- _REQUEST_
Update the data below by replacing every occurrence of "value-label" with "data-label" and leaving all other text unchanged. Omit the pictures from your output.
** START DATA ENTRIES **
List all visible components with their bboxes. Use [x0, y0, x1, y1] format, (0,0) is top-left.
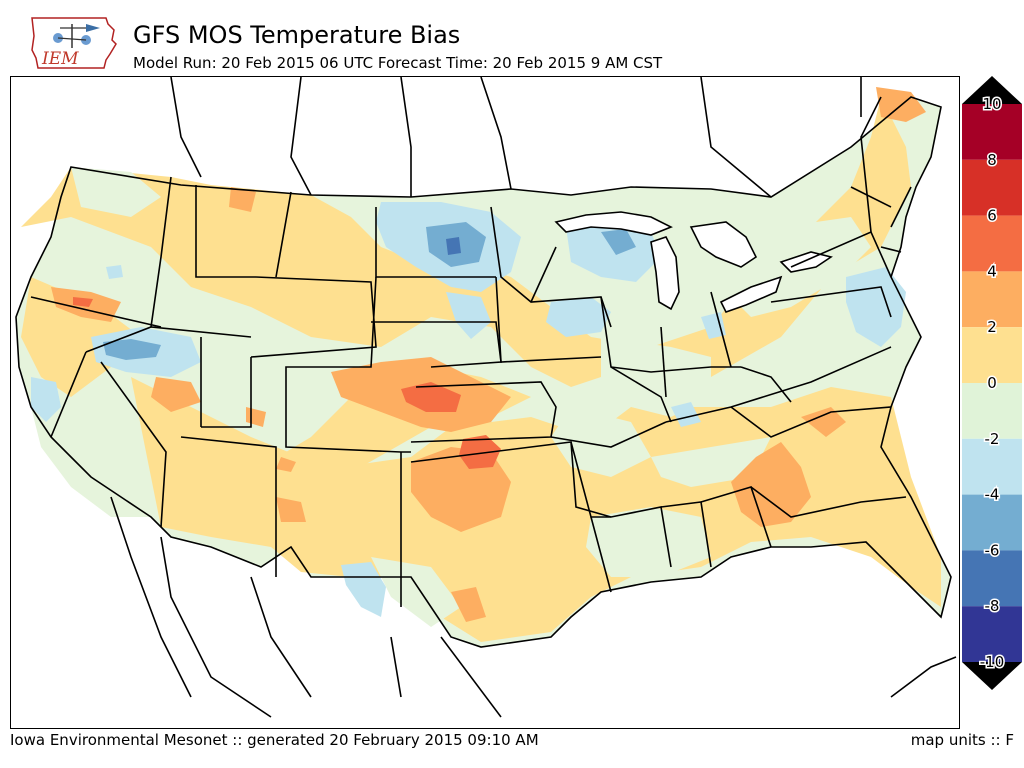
- colorbar-tick-label: -8: [985, 597, 1000, 615]
- colorbar-bin--8_to_-6: [962, 550, 1022, 607]
- colorbar-tick-label: -10: [980, 653, 1005, 671]
- colorbar-tick-label: 6: [987, 207, 997, 225]
- colorbar-bin-0_to_2: [962, 327, 1022, 383]
- colorbar-tick-label: 10: [982, 95, 1001, 113]
- colorbar-bin-2_to_4: [962, 271, 1022, 328]
- colorbar-bin-8_to_10: [962, 104, 1022, 160]
- bias-minus8-to-minus6: [446, 237, 461, 255]
- colorbar-overflow-top: [962, 76, 1022, 104]
- colorbar-overflow-bottom: [962, 662, 1022, 690]
- logo-text: IEM: [41, 49, 79, 69]
- bias-map: [15, 77, 957, 718]
- colorbar-tick-label: 2: [987, 318, 997, 336]
- colorbar-bin-6_to_8: [962, 159, 1022, 216]
- map-panel: [10, 76, 960, 729]
- colorbar-tick-label: 8: [987, 151, 997, 169]
- colorbar-legend: 10 8 6 4 2 0 -2 -4 -6 -8 -10: [962, 76, 1024, 694]
- colorbar-tick-label: -6: [985, 541, 1000, 559]
- colorbar-tick-label: 4: [987, 262, 997, 280]
- map-subtitle: Model Run: 20 Feb 2015 06 UTC Forecast T…: [133, 54, 663, 72]
- colorbar-bin--2_to_0: [962, 383, 1022, 439]
- state-boundaries: [30, 96, 912, 607]
- international-borders: [110, 77, 957, 718]
- bias-4-to-6: [73, 297, 501, 469]
- colorbar-tick-label: 0: [987, 374, 997, 392]
- colorbar-bin--10_to_-8: [962, 606, 1022, 662]
- conus-outline: [15, 96, 952, 648]
- great-lakes: [554, 211, 833, 313]
- iem-logo: IEM: [28, 14, 120, 72]
- colorbar-bin-4_to_6: [962, 215, 1022, 272]
- footer-credit: Iowa Environmental Mesonet :: generated …: [10, 731, 539, 749]
- colorbar-tick-label: -4: [985, 486, 1000, 504]
- colorbar-tick-label: -2: [985, 430, 1000, 448]
- map-units: map units :: F: [910, 731, 1014, 749]
- colorbar-bin--6_to_-4: [962, 494, 1022, 551]
- colorbar-bin--4_to_-2: [962, 438, 1022, 495]
- map-title: GFS MOS Temperature Bias: [133, 21, 461, 49]
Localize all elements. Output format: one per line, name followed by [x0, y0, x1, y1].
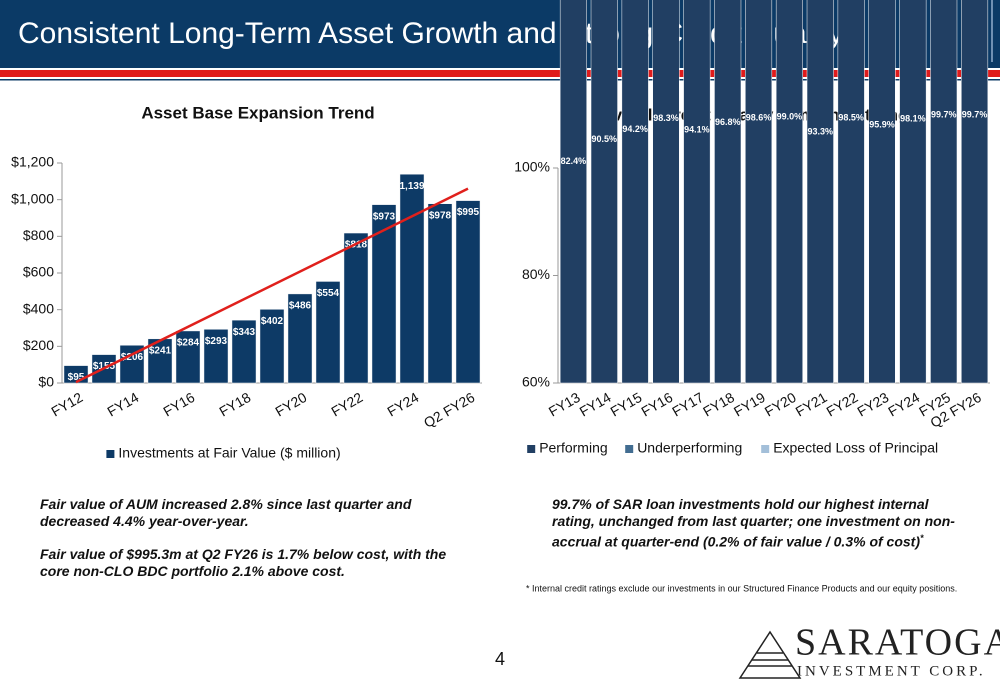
logo-tagline: INVESTMENT CORP. [797, 663, 986, 679]
y-tick-label: $400 [23, 300, 54, 316]
x-tick-label: Q2 FY26 [421, 389, 478, 431]
x-tick-label: FY20 [272, 389, 309, 420]
bar-segment [683, 0, 711, 384]
bar [399, 173, 425, 384]
value-label: 98.5% [838, 113, 864, 123]
value-label: 93.3% [808, 127, 834, 137]
y-tick-label: $0 [38, 374, 54, 390]
value-label: 96.8% [715, 117, 741, 127]
note-right-mark: * [920, 533, 924, 543]
legend-label: Expected Loss of Principal [773, 440, 938, 456]
y-tick-label: 80% [522, 266, 550, 282]
x-tick-label: FY16 [160, 389, 197, 420]
bar-segment [868, 0, 896, 384]
logo-name: SARATOGA [795, 622, 1000, 664]
value-label: $155 [93, 361, 116, 372]
x-tick-label: FY12 [48, 389, 85, 420]
bar [147, 338, 173, 384]
legend-label: Performing [539, 440, 607, 456]
bar-segment [775, 0, 803, 384]
bar-segment [806, 0, 834, 384]
value-label: $284 [177, 338, 200, 349]
bar [455, 200, 481, 384]
note-left-1: Fair value of AUM increased 2.8% since l… [40, 496, 412, 529]
bar [231, 319, 257, 384]
value-label: 99.7% [931, 109, 957, 119]
bar-segment [745, 0, 773, 384]
value-label: $95 [68, 372, 85, 383]
logo-icon [738, 630, 802, 679]
bar-segment [930, 0, 958, 384]
bar-segment [714, 0, 742, 384]
value-label: 98.6% [746, 112, 772, 122]
chart-title: Asset Base Expansion Trend [141, 103, 374, 122]
legend-swatch [106, 450, 115, 458]
value-label: $995 [457, 207, 480, 218]
value-label: 99.0% [777, 111, 803, 121]
y-tick-label: $1,200 [11, 154, 54, 170]
legend-label: Underperforming [637, 440, 742, 456]
trend-line [75, 187, 469, 384]
value-label: 98.1% [900, 114, 926, 124]
bar [203, 329, 229, 384]
value-label: $554 [317, 288, 340, 299]
bar-segment [621, 0, 649, 384]
note-right: 99.7% of SAR loan investments hold our h… [552, 496, 962, 551]
bar-segment [559, 0, 587, 384]
bar [175, 330, 201, 384]
y-tick-label: $600 [23, 264, 54, 280]
y-tick-label: $200 [23, 337, 54, 353]
y-tick-label: $800 [23, 227, 54, 243]
header-red-stripe [0, 70, 1000, 77]
legend-label: Investments at Fair Value ($ million) [118, 445, 340, 461]
y-tick-label: 100% [514, 159, 550, 175]
page-number: 4 [495, 649, 505, 669]
bar-segment [652, 0, 680, 384]
bar [259, 309, 285, 384]
value-label: 82.4% [561, 156, 587, 166]
value-label: $486 [289, 301, 312, 312]
value-label: $402 [261, 316, 284, 327]
legend-swatch [761, 445, 770, 453]
bar-segment [590, 0, 618, 384]
bar [287, 293, 313, 384]
value-label: 99.7% [962, 109, 988, 119]
value-label: $343 [233, 327, 256, 338]
value-label: $206 [121, 352, 144, 363]
y-tick-label: $1,000 [11, 190, 54, 206]
value-label: $978 [429, 210, 452, 221]
y-tick-label: 60% [522, 374, 550, 390]
bar [343, 232, 369, 384]
bar-segment [961, 0, 989, 384]
bar [315, 281, 341, 384]
value-label: $293 [205, 336, 228, 347]
bar [427, 203, 453, 384]
x-tick-label: FY14 [104, 389, 141, 420]
value-label: 94.2% [622, 124, 648, 134]
value-label: 90.5% [592, 134, 618, 144]
legend-swatch [625, 445, 634, 453]
value-label: $241 [149, 345, 172, 356]
x-tick-label: FY18 [216, 389, 253, 420]
value-label: 94.1% [684, 124, 710, 134]
bar-segment [899, 0, 927, 384]
footnote: * Internal credit ratings exclude our in… [526, 583, 957, 593]
value-label: 1,139 [399, 181, 424, 192]
value-label: 98.3% [653, 113, 679, 123]
legend-swatch [527, 445, 536, 453]
x-tick-label: FY24 [384, 389, 421, 420]
value-label: $973 [373, 211, 396, 222]
bar-segment [837, 0, 865, 384]
header-line [0, 79, 1000, 81]
note-right-text: 99.7% of SAR loan investments hold our h… [552, 496, 955, 550]
note-left-2: Fair value of $995.3m at Q2 FY26 is 1.7%… [40, 546, 447, 579]
x-tick-label: FY22 [328, 389, 365, 420]
value-label: 95.9% [869, 120, 895, 130]
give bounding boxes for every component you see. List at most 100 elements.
** END DATA ENTRIES **
- _FULL OUTPUT_
List all visible components with their bboxes. Use [x0, y0, x1, y1] format, (0,0) is top-left.
- colorbar-tick-label: -8: [985, 597, 1000, 615]
- colorbar-bin--8_to_-6: [962, 550, 1022, 607]
- colorbar-tick-label: -10: [980, 653, 1005, 671]
- colorbar-tick-label: 6: [987, 207, 997, 225]
- colorbar-bin-0_to_2: [962, 327, 1022, 383]
- colorbar-tick-label: 10: [982, 95, 1001, 113]
- colorbar-bin-2_to_4: [962, 271, 1022, 328]
- colorbar-bin-8_to_10: [962, 104, 1022, 160]
- bias-minus8-to-minus6: [446, 237, 461, 255]
- colorbar-overflow-top: [962, 76, 1022, 104]
- colorbar-overflow-bottom: [962, 662, 1022, 690]
- logo-text: IEM: [41, 49, 79, 69]
- bias-map: [15, 77, 957, 718]
- colorbar-tick-label: 2: [987, 318, 997, 336]
- colorbar-bin-6_to_8: [962, 159, 1022, 216]
- map-panel: [10, 76, 960, 729]
- colorbar-tick-label: 8: [987, 151, 997, 169]
- colorbar-legend: 10 8 6 4 2 0 -2 -4 -6 -8 -10: [962, 76, 1024, 694]
- colorbar-tick-label: -6: [985, 541, 1000, 559]
- colorbar-tick-label: 4: [987, 262, 997, 280]
- map-subtitle: Model Run: 20 Feb 2015 06 UTC Forecast T…: [133, 54, 663, 72]
- colorbar-bin--2_to_0: [962, 383, 1022, 439]
- state-boundaries: [30, 96, 912, 607]
- international-borders: [110, 77, 957, 718]
- bias-4-to-6: [73, 297, 501, 469]
- colorbar-tick-label: 0: [987, 374, 997, 392]
- colorbar-bin--10_to_-8: [962, 606, 1022, 662]
- conus-outline: [15, 96, 952, 648]
- great-lakes: [554, 211, 833, 313]
- iem-logo: IEM: [28, 14, 120, 72]
- colorbar-bin-4_to_6: [962, 215, 1022, 272]
- footer-credit: Iowa Environmental Mesonet :: generated …: [10, 731, 539, 749]
- colorbar-tick-label: -4: [985, 486, 1000, 504]
- colorbar-tick-label: -2: [985, 430, 1000, 448]
- map-units: map units :: F: [910, 731, 1014, 749]
- colorbar-bin--6_to_-4: [962, 494, 1022, 551]
- colorbar-bin--4_to_-2: [962, 438, 1022, 495]
- map-title: GFS MOS Temperature Bias: [133, 21, 461, 49]
Localize all elements. Output format: one per line, name followed by [x0, y0, x1, y1].
logo-tagline: INVESTMENT CORP. [797, 663, 986, 679]
y-tick-label: $400 [23, 300, 54, 316]
x-tick-label: Q2 FY26 [421, 389, 478, 431]
x-tick-label: FY20 [272, 389, 309, 420]
bar-segment [683, 0, 711, 384]
bar [399, 173, 425, 384]
data-label: 98.5% [838, 113, 864, 123]
data-label: 93.3% [808, 127, 834, 137]
y-tick-label: $0 [38, 374, 54, 390]
data-label: 96.8% [715, 117, 741, 127]
note-right-mark: * [920, 533, 924, 543]
legend-label: Expected Loss of Principal [773, 440, 938, 456]
y-tick-label: 80% [522, 266, 550, 282]
x-tick-label: FY16 [160, 389, 197, 420]
bar-segment [868, 0, 896, 384]
logo-name: SARATOGA [795, 622, 1000, 664]
data-label: $155 [93, 361, 116, 372]
x-tick-label: FY12 [48, 389, 85, 420]
bar [147, 338, 173, 384]
legend-label: Performing [539, 440, 607, 456]
bar-segment [775, 0, 803, 384]
bar-segment [806, 0, 834, 384]
data-label: $284 [177, 338, 200, 349]
bar [455, 200, 481, 384]
note-left-1: Fair value of AUM increased 2.8% since l… [40, 496, 412, 529]
bar [231, 319, 257, 384]
data-label: 99.7% [931, 109, 957, 119]
bar-segment [745, 0, 773, 384]
data-label: $95 [68, 372, 85, 383]
logo-icon [738, 630, 802, 679]
bar-segment [930, 0, 958, 384]
bar-segment [714, 0, 742, 384]
data-label: 98.6% [746, 112, 772, 122]
chart-title: Asset Base Expansion Trend [141, 103, 374, 122]
legend-swatch [106, 450, 115, 458]
data-label: $995 [457, 207, 480, 218]
data-label: 99.0% [777, 111, 803, 121]
y-tick-label: $1,200 [11, 154, 54, 170]
legend-label: Underperforming [637, 440, 742, 456]
trend-line [75, 187, 469, 384]
data-label: 98.1% [900, 114, 926, 124]
bar [203, 329, 229, 384]
data-label: $554 [317, 288, 340, 299]
bar-segment [621, 0, 649, 384]
note-right: 99.7% of SAR loan investments hold our h… [552, 496, 962, 551]
bar-segment [559, 0, 587, 384]
bar [175, 330, 201, 384]
y-tick-label: $600 [23, 264, 54, 280]
y-tick-label: $200 [23, 337, 54, 353]
y-tick-label: $800 [23, 227, 54, 243]
header-red-stripe [0, 70, 1000, 77]
legend-label: Investments at Fair Value ($ million) [118, 445, 340, 461]
y-tick-label: 100% [514, 159, 550, 175]
page-number: 4 [495, 649, 505, 669]
bar-segment [652, 0, 680, 384]
bar [259, 309, 285, 384]
data-label: 82.4% [561, 156, 587, 166]
data-label: $486 [289, 301, 312, 312]
data-label: $402 [261, 316, 284, 327]
legend-swatch [761, 445, 770, 453]
bar-segment [590, 0, 618, 384]
bar [287, 293, 313, 384]
data-label: 99.7% [962, 109, 988, 119]
data-label: $343 [233, 327, 256, 338]
data-label: $206 [121, 352, 144, 363]
y-tick-label: $1,000 [11, 190, 54, 206]
data-label: $978 [429, 210, 452, 221]
y-tick-label: 60% [522, 374, 550, 390]
bar [343, 232, 369, 384]
bar-segment [961, 0, 989, 384]
bar [315, 281, 341, 384]
data-label: $293 [205, 336, 228, 347]
bar [427, 203, 453, 384]
x-tick-label: FY14 [104, 389, 141, 420]
data-label: 94.2% [622, 124, 648, 134]
data-label: 90.5% [592, 134, 618, 144]
legend-swatch [625, 445, 634, 453]
data-label: $241 [149, 345, 172, 356]
x-tick-label: FY18 [216, 389, 253, 420]
data-label: 94.1% [684, 124, 710, 134]
bar-segment [899, 0, 927, 384]
footnote: * Internal credit ratings exclude our in… [526, 583, 957, 593]
data-label: 1,139 [399, 181, 424, 192]
data-label: 98.3% [653, 113, 679, 123]
legend-swatch [527, 445, 536, 453]
x-tick-label: FY24 [384, 389, 421, 420]
data-label: $973 [373, 211, 396, 222]
bar-segment [837, 0, 865, 384]
header-line [0, 79, 1000, 81]
note-right-text: 99.7% of SAR loan investments hold our h… [552, 496, 955, 550]
note-left-2: Fair value of $995.3m at Q2 FY26 is 1.7%… [40, 546, 447, 579]
x-tick-label: FY22 [328, 389, 365, 420]
data-label: 95.9% [869, 120, 895, 130]
give bounding boxes for every component you see. List at most 100 elements.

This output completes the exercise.